[Figure record extracts]
+ + + + + + +

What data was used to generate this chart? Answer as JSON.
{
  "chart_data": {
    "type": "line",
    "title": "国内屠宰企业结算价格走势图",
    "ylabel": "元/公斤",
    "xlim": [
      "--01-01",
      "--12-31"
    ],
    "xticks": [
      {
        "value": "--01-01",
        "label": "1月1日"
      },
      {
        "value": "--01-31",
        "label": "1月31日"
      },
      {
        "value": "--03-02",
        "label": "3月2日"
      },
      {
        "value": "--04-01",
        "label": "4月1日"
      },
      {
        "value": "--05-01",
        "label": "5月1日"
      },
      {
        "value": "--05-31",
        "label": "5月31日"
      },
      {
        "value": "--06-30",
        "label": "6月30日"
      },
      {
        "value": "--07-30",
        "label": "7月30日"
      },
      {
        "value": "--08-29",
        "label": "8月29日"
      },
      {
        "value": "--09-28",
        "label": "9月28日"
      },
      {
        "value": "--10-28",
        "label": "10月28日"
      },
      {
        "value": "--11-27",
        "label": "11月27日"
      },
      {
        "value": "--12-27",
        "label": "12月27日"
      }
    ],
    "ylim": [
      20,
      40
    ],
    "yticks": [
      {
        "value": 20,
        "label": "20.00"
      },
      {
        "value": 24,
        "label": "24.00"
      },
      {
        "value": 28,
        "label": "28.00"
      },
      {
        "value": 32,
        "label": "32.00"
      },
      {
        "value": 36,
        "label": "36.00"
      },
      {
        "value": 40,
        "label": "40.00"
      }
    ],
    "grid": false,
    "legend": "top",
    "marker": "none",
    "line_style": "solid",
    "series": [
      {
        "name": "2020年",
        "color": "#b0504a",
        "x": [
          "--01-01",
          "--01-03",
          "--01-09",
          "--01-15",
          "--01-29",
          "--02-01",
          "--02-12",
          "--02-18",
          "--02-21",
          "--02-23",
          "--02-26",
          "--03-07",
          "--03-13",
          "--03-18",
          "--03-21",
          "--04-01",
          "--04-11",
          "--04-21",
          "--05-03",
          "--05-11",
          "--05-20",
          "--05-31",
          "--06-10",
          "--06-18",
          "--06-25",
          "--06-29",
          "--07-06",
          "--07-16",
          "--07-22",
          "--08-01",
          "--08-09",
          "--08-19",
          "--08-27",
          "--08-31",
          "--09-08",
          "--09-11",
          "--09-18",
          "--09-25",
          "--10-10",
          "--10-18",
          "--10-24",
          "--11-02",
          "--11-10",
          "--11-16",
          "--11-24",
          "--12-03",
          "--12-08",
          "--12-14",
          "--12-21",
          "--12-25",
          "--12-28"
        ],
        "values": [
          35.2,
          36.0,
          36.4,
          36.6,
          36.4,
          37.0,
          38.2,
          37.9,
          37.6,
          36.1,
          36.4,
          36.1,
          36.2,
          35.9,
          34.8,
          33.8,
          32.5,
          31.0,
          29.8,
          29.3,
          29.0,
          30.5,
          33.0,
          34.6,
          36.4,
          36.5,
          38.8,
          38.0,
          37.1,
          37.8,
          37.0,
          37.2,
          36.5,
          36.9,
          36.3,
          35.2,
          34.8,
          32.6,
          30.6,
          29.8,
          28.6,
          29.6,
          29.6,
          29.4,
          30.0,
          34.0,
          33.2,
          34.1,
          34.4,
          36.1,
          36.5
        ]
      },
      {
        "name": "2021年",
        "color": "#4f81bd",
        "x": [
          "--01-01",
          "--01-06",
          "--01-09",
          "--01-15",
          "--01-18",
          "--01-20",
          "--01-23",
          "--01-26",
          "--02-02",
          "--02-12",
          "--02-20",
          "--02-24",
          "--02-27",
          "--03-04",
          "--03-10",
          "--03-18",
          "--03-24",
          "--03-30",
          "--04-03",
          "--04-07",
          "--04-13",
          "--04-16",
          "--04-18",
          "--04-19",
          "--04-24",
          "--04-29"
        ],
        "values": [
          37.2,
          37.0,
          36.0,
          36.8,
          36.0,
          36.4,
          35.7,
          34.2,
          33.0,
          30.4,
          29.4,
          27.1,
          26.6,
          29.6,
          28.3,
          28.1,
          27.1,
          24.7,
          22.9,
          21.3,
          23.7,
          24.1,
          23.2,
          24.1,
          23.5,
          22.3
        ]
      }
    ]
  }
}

+ + + + + + +

| Requirement |
Set all of the entries down again, exactly as they were given.

| Full output |
What data was used to generate this chart? Answer as JSON.
{
  "chart_data": {
    "type": "line",
    "title": "国内屠宰企业结算价格走势图",
    "ylabel": "元/公斤",
    "xlim": [
      "--01-01",
      "--12-31"
    ],
    "xticks": [
      {
        "value": "--01-01",
        "label": "1月1日"
      },
      {
        "value": "--01-31",
        "label": "1月31日"
      },
      {
        "value": "--03-02",
        "label": "3月2日"
      },
      {
        "value": "--04-01",
        "label": "4月1日"
      },
      {
        "value": "--05-01",
        "label": "5月1日"
      },
      {
        "value": "--05-31",
        "label": "5月31日"
      },
      {
        "value": "--06-30",
        "label": "6月30日"
      },
      {
        "value": "--07-30",
        "label": "7月30日"
      },
      {
        "value": "--08-29",
        "label": "8月29日"
      },
      {
        "value": "--09-28",
        "label": "9月28日"
      },
      {
        "value": "--10-28",
        "label": "10月28日"
      },
      {
        "value": "--11-27",
        "label": "11月27日"
      },
      {
        "value": "--12-27",
        "label": "12月27日"
      }
    ],
    "ylim": [
      20,
      40
    ],
    "yticks": [
      {
        "value": 20,
        "label": "20.00"
      },
      {
        "value": 24,
        "label": "24.00"
      },
      {
        "value": 28,
        "label": "28.00"
      },
      {
        "value": 32,
        "label": "32.00"
      },
      {
        "value": 36,
        "label": "36.00"
      },
      {
        "value": 40,
        "label": "40.00"
      }
    ],
    "grid": false,
    "legend": "top",
    "marker": "none",
    "line_style": "solid",
    "series": [
      {
        "name": "2020年",
        "color": "#b0504a",
        "x": [
          "--01-01",
          "--01-03",
          "--01-09",
          "--01-15",
          "--01-29",
          "--02-01",
          "--02-12",
          "--02-18",
          "--02-21",
          "--02-23",
          "--02-26",
          "--03-07",
          "--03-13",
          "--03-18",
          "--03-21",
          "--04-01",
          "--04-11",
          "--04-21",
          "--05-03",
          "--05-11",
          "--05-20",
          "--05-31",
          "--06-10",
          "--06-18",
          "--06-25",
          "--06-29",
          "--07-06",
          "--07-16",
          "--07-22",
          "--08-01",
          "--08-09",
          "--08-19",
          "--08-27",
          "--08-31",
          "--09-08",
          "--09-11",
          "--09-18",
          "--09-25",
          "--10-10",
          "--10-18",
          "--10-24",
          "--11-02",
          "--11-10",
          "--11-16",
          "--11-24",
          "--12-03",
          "--12-08",
          "--12-14",
          "--12-21",
          "--12-25",
          "--12-28"
        ],
        "values": [
          35.2,
          36.0,
          36.4,
          36.6,
          36.4,
          37.0,
          38.2,
          37.9,
          37.6,
          36.1,
          36.4,
          36.1,
          36.2,
          35.9,
          34.8,
          33.8,
          32.5,
          31.0,
          29.8,
          29.3,
          29.0,
          30.5,
          33.0,
          34.6,
          36.4,
          36.5,
          38.8,
          38.0,
          37.1,
          37.8,
          37.0,
          37.2,
          36.5,
          36.9,
          36.3,
          35.2,
          34.8,
          32.6,
          30.6,
          29.8,
          28.6,
          29.6,
          29.6,
          29.4,
          30.0,
          34.0,
          33.2,
          34.1,
          34.4,
          36.1,
          36.5
        ]
      },
      {
        "name": "2021年",
        "color": "#4f81bd",
        "x": [
          "--01-01",
          "--01-06",
          "--01-09",
          "--01-15",
          "--01-18",
          "--01-20",
          "--01-23",
          "--01-26",
          "--02-02",
          "--02-12",
          "--02-20",
          "--02-24",
          "--02-27",
          "--03-04",
          "--03-10",
          "--03-18",
          "--03-24",
          "--03-30",
          "--04-03",
          "--04-07",
          "--04-13",
          "--04-16",
          "--04-18",
          "--04-19",
          "--04-24",
          "--04-29"
        ],
        "values": [
          37.2,
          37.0,
          36.0,
          36.8,
          36.0,
          36.4,
          35.7,
          34.2,
          33.0,
          30.4,
          29.4,
          27.1,
          26.6,
          29.6,
          28.3,
          28.1,
          27.1,
          24.7,
          22.9,
          21.3,
          23.7,
          24.1,
          23.2,
          24.1,
          23.5,
          22.3
        ]
      }
    ]
  }
}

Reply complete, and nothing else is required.